Problem details
Extract the complete listing and output it unchanged.

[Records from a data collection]
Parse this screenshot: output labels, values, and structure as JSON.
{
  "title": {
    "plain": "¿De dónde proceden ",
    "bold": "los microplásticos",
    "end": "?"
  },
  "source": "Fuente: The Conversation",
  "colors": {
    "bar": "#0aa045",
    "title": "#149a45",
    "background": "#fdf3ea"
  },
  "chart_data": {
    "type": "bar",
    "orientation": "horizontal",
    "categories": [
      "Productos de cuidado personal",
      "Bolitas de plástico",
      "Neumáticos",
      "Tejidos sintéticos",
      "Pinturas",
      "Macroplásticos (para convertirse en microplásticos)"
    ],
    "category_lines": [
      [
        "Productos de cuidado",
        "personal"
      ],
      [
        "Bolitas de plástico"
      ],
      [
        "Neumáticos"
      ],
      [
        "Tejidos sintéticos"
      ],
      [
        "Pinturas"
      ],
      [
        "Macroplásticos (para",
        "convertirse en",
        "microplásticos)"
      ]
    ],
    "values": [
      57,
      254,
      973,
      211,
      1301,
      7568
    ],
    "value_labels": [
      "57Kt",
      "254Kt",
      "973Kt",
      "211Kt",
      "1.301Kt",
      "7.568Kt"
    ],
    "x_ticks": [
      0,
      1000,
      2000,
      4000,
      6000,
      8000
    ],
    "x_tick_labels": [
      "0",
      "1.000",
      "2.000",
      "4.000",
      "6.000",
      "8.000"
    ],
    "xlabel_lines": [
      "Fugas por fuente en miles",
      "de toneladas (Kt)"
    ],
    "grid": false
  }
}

Right answer
Parse this screenshot: output labels, values, and structure as JSON.
{
  "title": {
    "plain": "¿De dónde proceden ",
    "bold": "los microplásticos",
    "end": "?"
  },
  "source": "Fuente: The Conversation",
  "colors": {
    "bar": "#0aa045",
    "title": "#149a45",
    "background": "#fdf3ea"
  },
  "chart_data": {
    "type": "bar",
    "orientation": "horizontal",
    "categories": [
      "Productos de cuidado personal",
      "Bolitas de plástico",
      "Neumáticos",
      "Tejidos sintéticos",
      "Pinturas",
      "Macroplásticos (para convertirse en microplásticos)"
    ],
    "category_lines": [
      [
        "Productos de cuidado",
        "personal"
      ],
      [
        "Bolitas de plástico"
      ],
      [
        "Neumáticos"
      ],
      [
        "Tejidos sintéticos"
      ],
      [
        "Pinturas"
      ],
      [
        "Macroplásticos (para",
        "convertirse en",
        "microplásticos)"
      ]
    ],
    "values": [
      57,
      254,
      973,
      211,
      1301,
      7568
    ],
    "value_labels": [
      "57Kt",
      "254Kt",
      "973Kt",
      "211Kt",
      "1.301Kt",
      "7.568Kt"
    ],
    "x_ticks": [
      0,
      1000,
      2000,
      4000,
      6000,
      8000
    ],
    "x_tick_labels": [
      "0",
      "1.000",
      "2.000",
      "4.000",
      "6.000",
      "8.000"
    ],
    "xlabel_lines": [
      "Fugas por fuente en miles",
      "de toneladas (Kt)"
    ],
    "grid": false
  }
}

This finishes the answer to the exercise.